*** Records provided

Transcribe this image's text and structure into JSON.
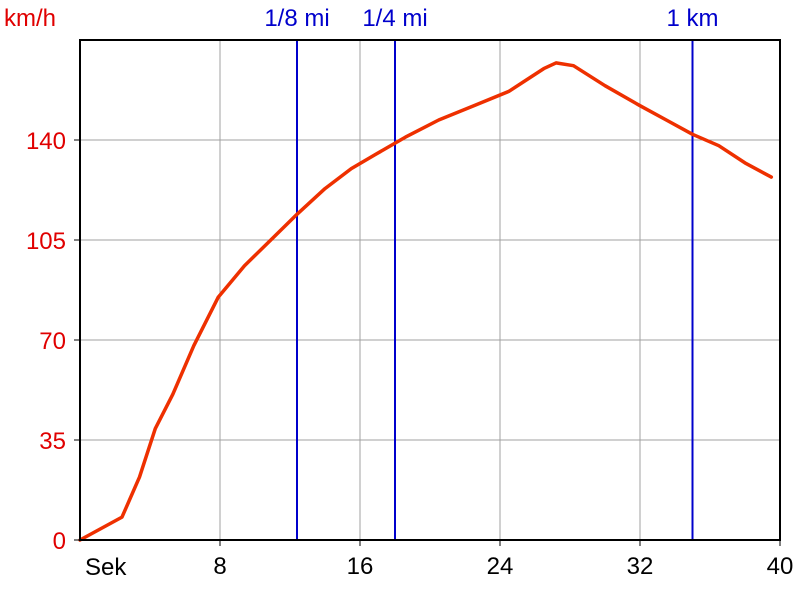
{
  "chart_data": {
    "type": "line",
    "title": "",
    "ylabel": "km/h",
    "xlabel": "Sek",
    "xlim": [
      0,
      40
    ],
    "ylim": [
      0,
      175
    ],
    "x_ticks": [
      8,
      16,
      24,
      32,
      40
    ],
    "y_ticks": [
      0,
      35,
      70,
      105,
      140
    ],
    "grid": true,
    "series": [
      {
        "color": "#ee3000",
        "x": [
          0,
          2.4,
          3.4,
          4.3,
          5.3,
          6.5,
          7.9,
          9.4,
          10.9,
          12.4,
          14.0,
          15.5,
          16.9,
          18.6,
          20.5,
          22.5,
          24.5,
          25.5,
          26.5,
          27.2,
          28.2,
          30.0,
          32.0,
          33.5,
          35.0,
          36.5,
          38.0,
          39.5
        ],
        "y": [
          0,
          8,
          22,
          39,
          51,
          68,
          85,
          96,
          105,
          114,
          123,
          130,
          135,
          141,
          147,
          152,
          157,
          161,
          165,
          167,
          166,
          159,
          152,
          147,
          142,
          138,
          132,
          127
        ]
      }
    ],
    "markers": [
      {
        "label": "1/8 mi",
        "x": 12.4,
        "color": "#0000cc"
      },
      {
        "label": "1/4 mi",
        "x": 18.0,
        "color": "#0000cc"
      },
      {
        "label": "1 km",
        "x": 35.0,
        "color": "#0000cc"
      }
    ],
    "colors": {
      "grid": "#a0a0a0",
      "axis": "#000000",
      "y_text": "#e00000",
      "marker_text": "#0000cc"
    }
  }
}
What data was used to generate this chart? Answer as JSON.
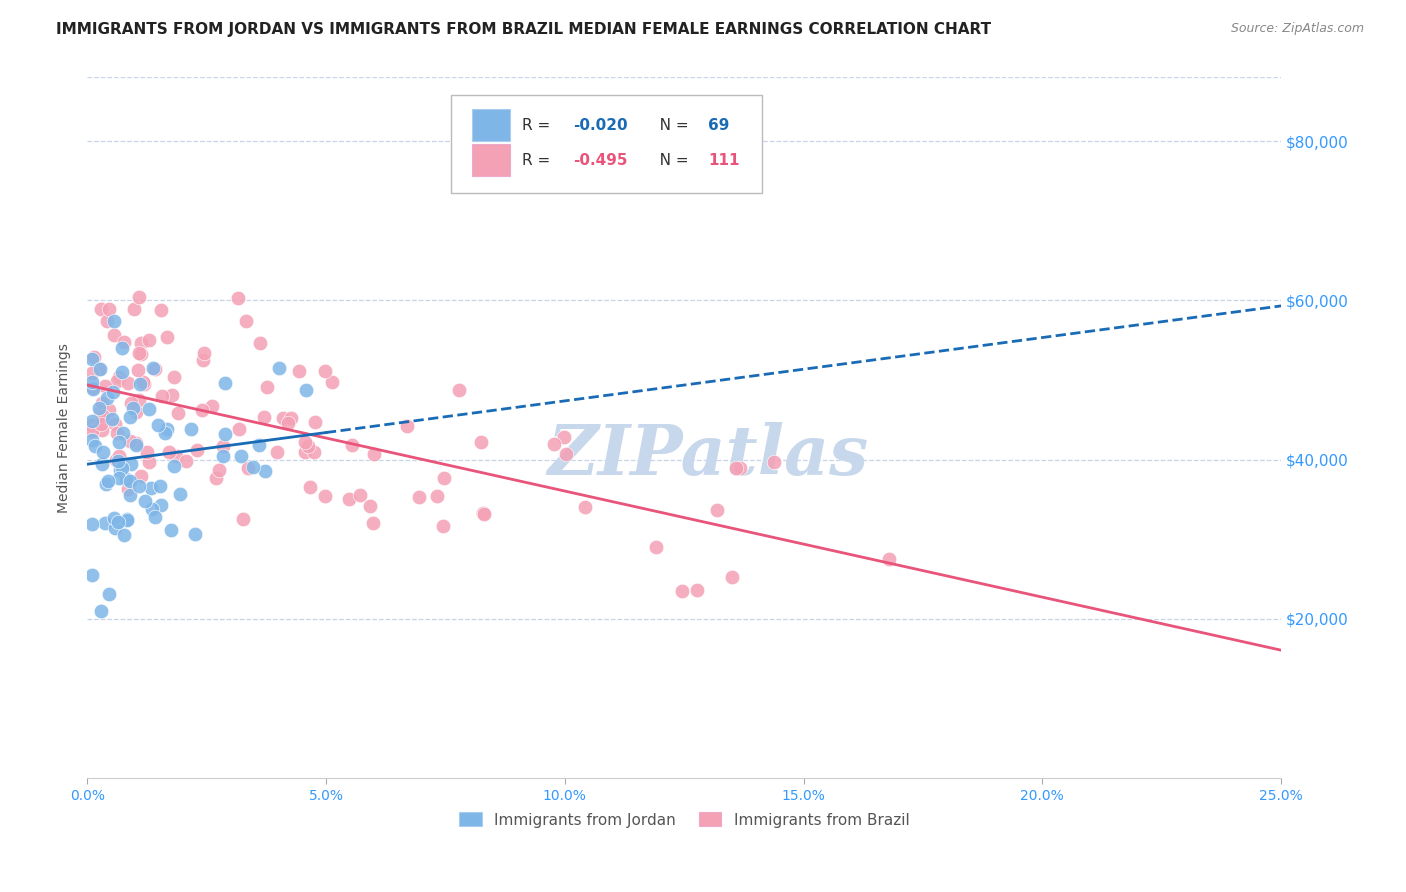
{
  "title": "IMMIGRANTS FROM JORDAN VS IMMIGRANTS FROM BRAZIL MEDIAN FEMALE EARNINGS CORRELATION CHART",
  "source": "Source: ZipAtlas.com",
  "ylabel": "Median Female Earnings",
  "yticks": [
    0,
    20000,
    40000,
    60000,
    80000
  ],
  "ytick_labels": [
    "",
    "$20,000",
    "$40,000",
    "$60,000",
    "$80,000"
  ],
  "xmin": 0.0,
  "xmax": 0.25,
  "ymin": 0,
  "ymax": 88000,
  "jordan_R": -0.02,
  "jordan_N": 69,
  "brazil_R": -0.495,
  "brazil_N": 111,
  "jordan_color": "#7eb6e8",
  "brazil_color": "#f4a0b5",
  "jordan_line_color": "#1a6bb5",
  "brazil_line_color": "#e8547a",
  "background_color": "#ffffff",
  "grid_color": "#c8d4e8",
  "watermark": "ZIPatlas",
  "watermark_color": "#c8d8ec",
  "title_fontsize": 11,
  "tick_label_color": "#3399ff",
  "xtick_positions": [
    0.0,
    0.05,
    0.1,
    0.15,
    0.2,
    0.25
  ],
  "xtick_labels": [
    "0.0%",
    "5.0%",
    "10.0%",
    "15.0%",
    "20.0%",
    "25.0%"
  ]
}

******

Copy every line of the data that holds the string "this".

Task response
Transcribe this image's text and structure into JSON.
What data was used to generate this chart? Answer as JSON.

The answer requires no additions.